====== INFORMATION PROVIDED ======
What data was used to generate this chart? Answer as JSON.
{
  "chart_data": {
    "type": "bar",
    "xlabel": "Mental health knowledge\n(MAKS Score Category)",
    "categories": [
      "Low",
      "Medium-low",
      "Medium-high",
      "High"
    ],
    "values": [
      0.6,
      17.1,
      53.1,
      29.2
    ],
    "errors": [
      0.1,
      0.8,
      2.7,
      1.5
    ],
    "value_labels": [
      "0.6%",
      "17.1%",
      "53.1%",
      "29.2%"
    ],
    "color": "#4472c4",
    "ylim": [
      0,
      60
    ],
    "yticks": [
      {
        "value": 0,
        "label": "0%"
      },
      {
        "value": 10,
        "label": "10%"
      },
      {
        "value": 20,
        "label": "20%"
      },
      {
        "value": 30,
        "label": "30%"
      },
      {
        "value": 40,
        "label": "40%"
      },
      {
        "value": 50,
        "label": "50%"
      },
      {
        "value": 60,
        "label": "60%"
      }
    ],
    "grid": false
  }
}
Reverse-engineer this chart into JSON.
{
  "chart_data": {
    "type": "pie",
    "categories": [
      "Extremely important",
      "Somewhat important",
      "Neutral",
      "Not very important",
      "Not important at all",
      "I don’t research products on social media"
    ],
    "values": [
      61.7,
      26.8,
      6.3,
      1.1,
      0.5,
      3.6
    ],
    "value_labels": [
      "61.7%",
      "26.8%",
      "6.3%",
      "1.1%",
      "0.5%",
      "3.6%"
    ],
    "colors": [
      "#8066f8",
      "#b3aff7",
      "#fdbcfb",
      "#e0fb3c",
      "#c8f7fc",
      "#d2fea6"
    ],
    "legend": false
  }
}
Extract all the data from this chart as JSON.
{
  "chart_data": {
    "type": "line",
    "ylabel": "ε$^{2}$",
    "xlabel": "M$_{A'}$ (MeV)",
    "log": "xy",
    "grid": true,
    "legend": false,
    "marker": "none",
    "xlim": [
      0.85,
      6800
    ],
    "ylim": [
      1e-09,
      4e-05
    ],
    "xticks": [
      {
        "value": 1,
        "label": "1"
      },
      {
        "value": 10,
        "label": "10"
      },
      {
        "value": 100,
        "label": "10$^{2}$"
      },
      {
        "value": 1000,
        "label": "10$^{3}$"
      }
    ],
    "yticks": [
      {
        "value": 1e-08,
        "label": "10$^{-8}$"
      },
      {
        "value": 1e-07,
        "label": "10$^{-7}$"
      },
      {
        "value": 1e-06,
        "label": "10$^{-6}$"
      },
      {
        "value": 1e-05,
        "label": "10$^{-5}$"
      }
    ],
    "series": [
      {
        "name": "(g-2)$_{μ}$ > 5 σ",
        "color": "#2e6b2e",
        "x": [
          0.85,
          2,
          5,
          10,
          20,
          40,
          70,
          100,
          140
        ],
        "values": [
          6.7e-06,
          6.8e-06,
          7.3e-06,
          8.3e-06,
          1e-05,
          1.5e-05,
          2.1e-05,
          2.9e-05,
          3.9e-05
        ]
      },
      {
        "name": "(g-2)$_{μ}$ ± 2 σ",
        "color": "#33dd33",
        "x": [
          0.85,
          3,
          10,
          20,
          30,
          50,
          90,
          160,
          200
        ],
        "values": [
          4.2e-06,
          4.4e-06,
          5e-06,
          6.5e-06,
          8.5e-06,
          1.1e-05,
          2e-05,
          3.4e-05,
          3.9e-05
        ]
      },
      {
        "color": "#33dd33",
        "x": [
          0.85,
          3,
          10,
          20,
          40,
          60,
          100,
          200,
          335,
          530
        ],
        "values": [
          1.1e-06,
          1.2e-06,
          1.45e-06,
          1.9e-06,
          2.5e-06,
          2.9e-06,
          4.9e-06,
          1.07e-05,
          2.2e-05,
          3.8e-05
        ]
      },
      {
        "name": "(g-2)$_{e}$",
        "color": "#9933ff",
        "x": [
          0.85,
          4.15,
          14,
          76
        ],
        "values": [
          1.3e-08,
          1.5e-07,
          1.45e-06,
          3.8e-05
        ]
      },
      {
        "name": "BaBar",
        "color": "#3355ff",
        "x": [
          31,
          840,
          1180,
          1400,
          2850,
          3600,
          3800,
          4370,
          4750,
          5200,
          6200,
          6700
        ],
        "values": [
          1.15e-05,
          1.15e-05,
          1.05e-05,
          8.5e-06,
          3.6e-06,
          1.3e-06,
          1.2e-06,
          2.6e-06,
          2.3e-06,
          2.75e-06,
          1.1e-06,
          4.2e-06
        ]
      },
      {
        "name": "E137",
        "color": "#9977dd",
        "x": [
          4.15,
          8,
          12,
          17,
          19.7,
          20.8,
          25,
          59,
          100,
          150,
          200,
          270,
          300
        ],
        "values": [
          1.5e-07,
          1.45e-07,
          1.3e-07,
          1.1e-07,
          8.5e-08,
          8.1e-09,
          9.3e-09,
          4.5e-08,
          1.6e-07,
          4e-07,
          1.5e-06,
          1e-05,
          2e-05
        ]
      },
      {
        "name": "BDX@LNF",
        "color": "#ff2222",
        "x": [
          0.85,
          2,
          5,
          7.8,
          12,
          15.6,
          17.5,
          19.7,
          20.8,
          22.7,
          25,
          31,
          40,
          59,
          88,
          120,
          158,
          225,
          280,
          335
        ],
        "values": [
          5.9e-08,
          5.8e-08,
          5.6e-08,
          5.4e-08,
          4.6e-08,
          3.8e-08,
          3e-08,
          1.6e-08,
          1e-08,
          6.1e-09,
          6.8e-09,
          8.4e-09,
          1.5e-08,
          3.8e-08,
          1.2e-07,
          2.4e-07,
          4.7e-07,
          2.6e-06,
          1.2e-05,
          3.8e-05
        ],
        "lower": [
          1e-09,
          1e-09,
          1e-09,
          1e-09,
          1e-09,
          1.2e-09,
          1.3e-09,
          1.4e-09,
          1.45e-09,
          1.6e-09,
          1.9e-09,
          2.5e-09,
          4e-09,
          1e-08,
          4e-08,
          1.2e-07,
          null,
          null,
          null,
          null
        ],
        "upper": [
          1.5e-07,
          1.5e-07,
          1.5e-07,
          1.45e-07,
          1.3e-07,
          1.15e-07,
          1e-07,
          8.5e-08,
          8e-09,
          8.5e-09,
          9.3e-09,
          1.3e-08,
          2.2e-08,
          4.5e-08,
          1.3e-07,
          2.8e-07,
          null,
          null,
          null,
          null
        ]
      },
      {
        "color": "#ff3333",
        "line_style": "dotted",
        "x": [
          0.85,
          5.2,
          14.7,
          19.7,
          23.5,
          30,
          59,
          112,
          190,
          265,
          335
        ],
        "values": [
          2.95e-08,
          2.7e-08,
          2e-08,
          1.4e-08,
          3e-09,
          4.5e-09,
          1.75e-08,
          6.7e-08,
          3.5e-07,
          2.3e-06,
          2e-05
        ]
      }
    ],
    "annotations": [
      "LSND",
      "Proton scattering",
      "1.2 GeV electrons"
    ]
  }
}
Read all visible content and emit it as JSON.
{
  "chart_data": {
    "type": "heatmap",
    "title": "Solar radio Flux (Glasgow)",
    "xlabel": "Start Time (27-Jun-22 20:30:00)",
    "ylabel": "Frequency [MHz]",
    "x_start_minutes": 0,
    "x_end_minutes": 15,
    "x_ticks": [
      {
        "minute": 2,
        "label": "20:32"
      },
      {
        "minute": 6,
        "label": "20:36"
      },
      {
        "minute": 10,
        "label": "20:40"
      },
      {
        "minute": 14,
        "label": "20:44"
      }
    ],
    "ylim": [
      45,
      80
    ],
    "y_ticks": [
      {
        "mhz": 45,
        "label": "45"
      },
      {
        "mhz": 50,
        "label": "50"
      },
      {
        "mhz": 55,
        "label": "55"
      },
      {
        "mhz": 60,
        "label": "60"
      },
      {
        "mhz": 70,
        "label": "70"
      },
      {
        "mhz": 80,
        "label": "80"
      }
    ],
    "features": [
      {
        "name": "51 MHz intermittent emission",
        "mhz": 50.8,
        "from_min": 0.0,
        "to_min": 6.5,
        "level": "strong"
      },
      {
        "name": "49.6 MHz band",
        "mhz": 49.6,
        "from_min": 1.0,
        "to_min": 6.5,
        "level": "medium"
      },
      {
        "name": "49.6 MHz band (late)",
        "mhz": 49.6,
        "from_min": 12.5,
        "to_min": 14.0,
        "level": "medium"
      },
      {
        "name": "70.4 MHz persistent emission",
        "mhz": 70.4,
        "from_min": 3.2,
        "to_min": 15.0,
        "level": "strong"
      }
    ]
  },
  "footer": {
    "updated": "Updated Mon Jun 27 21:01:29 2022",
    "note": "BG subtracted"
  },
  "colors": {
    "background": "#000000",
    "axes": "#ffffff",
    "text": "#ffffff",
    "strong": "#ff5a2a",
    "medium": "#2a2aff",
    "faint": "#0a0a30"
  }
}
======
* _THE REQUEST_
State the number of lines above that hold the string "false", with nothing added.

* _RESPONSE_
3